[Collected data entries]
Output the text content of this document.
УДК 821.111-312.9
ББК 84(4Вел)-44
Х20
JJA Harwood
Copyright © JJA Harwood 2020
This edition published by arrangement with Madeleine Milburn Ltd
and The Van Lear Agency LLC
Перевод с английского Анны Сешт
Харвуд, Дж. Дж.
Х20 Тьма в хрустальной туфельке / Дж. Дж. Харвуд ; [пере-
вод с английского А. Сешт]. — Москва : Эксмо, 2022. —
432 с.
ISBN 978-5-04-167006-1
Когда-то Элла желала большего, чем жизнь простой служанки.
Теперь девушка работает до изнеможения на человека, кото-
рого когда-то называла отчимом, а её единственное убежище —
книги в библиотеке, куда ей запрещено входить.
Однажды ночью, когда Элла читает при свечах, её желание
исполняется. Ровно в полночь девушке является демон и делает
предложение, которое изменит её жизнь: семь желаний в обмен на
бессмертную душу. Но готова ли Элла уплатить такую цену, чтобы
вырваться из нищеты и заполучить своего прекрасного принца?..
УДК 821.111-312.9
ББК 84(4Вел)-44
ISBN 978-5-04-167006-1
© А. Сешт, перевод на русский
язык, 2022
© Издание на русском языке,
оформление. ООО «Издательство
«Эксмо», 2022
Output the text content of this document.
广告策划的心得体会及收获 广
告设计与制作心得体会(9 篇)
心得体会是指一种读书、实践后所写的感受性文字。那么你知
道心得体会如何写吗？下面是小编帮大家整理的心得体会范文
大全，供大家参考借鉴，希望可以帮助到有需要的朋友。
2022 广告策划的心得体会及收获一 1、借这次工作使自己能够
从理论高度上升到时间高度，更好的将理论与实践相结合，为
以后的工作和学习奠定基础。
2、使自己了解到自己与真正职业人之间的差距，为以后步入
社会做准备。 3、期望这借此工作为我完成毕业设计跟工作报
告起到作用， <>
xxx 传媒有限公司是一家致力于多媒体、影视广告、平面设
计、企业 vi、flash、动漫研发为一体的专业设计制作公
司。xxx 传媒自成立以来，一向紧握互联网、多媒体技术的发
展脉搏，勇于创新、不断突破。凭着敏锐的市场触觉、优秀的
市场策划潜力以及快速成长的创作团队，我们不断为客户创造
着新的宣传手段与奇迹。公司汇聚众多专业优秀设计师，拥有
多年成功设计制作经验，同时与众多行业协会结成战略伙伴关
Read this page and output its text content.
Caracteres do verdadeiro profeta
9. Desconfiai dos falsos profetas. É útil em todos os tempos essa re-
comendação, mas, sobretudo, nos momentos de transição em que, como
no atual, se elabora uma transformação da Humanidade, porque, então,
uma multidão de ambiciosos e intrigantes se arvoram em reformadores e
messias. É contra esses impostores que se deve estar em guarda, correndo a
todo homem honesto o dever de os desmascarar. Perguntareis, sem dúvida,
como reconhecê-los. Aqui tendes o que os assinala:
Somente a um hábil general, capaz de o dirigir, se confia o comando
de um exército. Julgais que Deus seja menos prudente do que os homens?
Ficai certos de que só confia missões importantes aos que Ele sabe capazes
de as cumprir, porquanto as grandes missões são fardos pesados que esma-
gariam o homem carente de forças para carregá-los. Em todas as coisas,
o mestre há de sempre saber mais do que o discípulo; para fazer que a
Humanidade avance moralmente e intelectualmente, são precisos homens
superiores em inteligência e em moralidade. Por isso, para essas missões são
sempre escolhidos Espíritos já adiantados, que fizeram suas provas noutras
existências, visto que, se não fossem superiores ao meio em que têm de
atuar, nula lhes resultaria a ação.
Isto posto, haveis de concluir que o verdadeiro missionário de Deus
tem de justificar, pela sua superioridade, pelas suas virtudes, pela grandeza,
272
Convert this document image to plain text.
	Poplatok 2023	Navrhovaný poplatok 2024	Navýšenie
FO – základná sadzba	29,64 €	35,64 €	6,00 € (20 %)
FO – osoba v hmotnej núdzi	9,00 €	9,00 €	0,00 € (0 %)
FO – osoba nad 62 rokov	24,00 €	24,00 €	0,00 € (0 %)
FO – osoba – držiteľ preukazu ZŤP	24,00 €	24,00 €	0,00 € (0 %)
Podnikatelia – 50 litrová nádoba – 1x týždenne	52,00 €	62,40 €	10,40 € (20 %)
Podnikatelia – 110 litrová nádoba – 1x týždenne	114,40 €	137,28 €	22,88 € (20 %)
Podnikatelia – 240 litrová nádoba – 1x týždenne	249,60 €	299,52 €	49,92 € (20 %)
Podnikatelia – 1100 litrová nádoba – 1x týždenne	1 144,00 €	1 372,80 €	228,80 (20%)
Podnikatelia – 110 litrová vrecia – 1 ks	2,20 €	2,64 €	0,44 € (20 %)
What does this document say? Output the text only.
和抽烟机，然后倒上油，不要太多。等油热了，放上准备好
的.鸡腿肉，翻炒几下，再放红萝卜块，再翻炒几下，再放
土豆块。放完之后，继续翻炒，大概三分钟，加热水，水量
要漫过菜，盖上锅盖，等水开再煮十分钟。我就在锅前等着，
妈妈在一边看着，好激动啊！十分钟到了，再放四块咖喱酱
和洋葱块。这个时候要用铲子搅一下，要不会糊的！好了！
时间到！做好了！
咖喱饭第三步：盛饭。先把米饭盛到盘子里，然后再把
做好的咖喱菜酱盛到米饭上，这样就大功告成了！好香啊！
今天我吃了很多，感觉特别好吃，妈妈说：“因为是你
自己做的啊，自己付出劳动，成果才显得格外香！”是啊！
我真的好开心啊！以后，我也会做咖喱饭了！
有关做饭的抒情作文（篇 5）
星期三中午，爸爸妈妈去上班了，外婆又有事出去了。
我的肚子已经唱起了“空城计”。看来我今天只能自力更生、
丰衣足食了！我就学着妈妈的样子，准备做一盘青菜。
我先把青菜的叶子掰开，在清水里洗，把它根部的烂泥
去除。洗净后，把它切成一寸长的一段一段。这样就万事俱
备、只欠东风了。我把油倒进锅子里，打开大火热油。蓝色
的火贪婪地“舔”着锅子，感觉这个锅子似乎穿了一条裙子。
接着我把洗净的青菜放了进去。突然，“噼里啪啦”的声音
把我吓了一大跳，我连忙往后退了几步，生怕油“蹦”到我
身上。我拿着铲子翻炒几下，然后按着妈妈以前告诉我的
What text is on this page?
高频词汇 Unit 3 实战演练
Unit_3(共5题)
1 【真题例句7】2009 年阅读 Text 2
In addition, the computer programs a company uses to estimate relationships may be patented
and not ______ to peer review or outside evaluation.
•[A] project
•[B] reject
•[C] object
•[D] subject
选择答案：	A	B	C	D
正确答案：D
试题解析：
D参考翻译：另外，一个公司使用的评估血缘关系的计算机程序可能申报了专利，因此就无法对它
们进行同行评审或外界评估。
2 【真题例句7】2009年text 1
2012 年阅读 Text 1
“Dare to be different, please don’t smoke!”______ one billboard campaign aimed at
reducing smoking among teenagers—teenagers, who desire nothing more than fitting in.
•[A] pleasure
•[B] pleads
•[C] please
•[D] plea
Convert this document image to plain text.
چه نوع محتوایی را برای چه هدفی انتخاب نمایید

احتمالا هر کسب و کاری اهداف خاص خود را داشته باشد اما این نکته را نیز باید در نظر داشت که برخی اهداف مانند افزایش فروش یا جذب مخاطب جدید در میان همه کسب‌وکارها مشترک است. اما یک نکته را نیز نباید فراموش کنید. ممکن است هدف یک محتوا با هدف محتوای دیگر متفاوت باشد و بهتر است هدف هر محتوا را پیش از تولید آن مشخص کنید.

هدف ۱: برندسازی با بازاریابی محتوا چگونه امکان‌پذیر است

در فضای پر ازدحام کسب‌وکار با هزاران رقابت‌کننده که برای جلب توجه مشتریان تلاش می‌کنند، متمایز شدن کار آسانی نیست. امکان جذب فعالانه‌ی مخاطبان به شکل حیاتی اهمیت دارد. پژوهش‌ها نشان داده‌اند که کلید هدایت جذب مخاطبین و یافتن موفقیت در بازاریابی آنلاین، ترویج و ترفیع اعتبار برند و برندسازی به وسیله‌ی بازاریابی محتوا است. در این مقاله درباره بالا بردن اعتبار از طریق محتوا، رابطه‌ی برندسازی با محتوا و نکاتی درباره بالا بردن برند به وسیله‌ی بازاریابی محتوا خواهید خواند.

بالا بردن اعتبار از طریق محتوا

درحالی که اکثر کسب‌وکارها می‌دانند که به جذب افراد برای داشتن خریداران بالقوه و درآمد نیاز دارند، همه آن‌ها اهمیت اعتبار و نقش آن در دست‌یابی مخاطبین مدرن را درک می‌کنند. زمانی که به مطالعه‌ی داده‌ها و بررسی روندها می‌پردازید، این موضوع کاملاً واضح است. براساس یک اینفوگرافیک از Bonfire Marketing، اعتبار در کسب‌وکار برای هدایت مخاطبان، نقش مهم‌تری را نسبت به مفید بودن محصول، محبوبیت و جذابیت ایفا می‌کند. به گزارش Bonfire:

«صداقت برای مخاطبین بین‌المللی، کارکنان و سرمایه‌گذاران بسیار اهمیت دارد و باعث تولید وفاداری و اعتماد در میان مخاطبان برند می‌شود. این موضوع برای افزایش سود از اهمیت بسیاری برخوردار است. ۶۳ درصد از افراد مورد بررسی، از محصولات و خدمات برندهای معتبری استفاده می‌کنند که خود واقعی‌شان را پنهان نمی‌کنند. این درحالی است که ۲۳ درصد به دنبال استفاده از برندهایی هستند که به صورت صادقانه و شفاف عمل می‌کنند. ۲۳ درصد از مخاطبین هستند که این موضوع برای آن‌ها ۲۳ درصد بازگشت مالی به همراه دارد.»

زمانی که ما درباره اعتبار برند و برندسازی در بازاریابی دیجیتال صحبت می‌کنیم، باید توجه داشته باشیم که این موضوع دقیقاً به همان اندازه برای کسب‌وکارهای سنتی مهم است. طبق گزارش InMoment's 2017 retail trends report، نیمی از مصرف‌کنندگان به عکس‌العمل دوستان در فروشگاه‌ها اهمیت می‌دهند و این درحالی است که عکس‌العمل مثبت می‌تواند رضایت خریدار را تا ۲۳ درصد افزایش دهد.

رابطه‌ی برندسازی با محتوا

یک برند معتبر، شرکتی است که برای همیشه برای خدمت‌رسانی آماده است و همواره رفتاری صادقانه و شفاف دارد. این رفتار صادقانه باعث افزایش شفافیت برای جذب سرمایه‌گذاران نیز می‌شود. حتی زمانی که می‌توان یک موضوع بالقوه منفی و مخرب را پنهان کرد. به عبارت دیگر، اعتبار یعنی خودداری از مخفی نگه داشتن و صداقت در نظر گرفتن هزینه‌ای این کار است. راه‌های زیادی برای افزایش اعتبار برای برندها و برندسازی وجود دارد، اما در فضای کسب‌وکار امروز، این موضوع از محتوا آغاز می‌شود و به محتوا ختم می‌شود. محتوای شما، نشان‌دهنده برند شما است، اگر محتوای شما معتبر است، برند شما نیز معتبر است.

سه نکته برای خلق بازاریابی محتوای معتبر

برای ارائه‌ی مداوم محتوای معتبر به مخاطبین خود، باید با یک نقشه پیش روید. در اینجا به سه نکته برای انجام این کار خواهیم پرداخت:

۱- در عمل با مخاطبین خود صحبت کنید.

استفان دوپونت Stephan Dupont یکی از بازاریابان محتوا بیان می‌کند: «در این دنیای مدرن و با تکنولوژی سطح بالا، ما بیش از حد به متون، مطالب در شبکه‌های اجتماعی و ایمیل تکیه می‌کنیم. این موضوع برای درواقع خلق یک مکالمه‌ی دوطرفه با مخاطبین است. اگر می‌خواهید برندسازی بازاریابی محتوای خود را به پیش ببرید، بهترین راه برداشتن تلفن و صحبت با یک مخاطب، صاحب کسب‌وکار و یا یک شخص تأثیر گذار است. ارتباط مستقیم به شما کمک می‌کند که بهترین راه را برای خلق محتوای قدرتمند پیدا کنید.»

- **Your task**: Pick out each line containing the string "بالا" and copy it.

- **Written response**:
در فضای پر ازدحام کسب‌وکار با هزاران رقابت‌کننده که برای جلب توجه مشتریان تلاش می‌کنند، متمایز شدن کار آسانی نیست. امکان جذب فعالانه‌ی مخاطبان به شکل حیاتی اهمیت دارد. پژوهش‌ها نشان داده‌اند که کلید هدایت جذب مخاطبین و یافتن موفقیت در بازاریابی آنلاین، ترویج و ترفیع اعتبار برند و برندسازی به وسیله‌ی بازاریابی محتوا است. در این مقاله درباره بالا بردن اعتبار از طریق محتوا، رابطه‌ی برندسازی با محتوا و نکاتی درباره بالا بردن برند به وسیله‌ی بازاریابی محتوا خواهید خواند.
بالا بردن اعتبار از طریق محتوا
استفان دوپونت Stephan Dupont یکی از بازاریابان محتوا بیان می‌کند: «در این دنیای مدرن و با تکنولوژی سطح بالا، ما بیش از حد به متون، مطالب در شبکه‌های اجتماعی و ایمیل تکیه می‌کنیم. این موضوع برای درواقع خلق یک مکالمه‌ی دوطرفه با مخاطبین است. اگر می‌خواهید برندسازی بازاریابی محتوای خود را به پیش ببرید، بهترین راه برداشتن تلفن و صحبت با یک مخاطب، صاحب کسب‌وکار و یا یک شخص تأثیر گذار است. ارتباط مستقیم به شما کمک می‌کند که بهترین راه را برای خلق محتوای قدرتمند پیدا کنید.»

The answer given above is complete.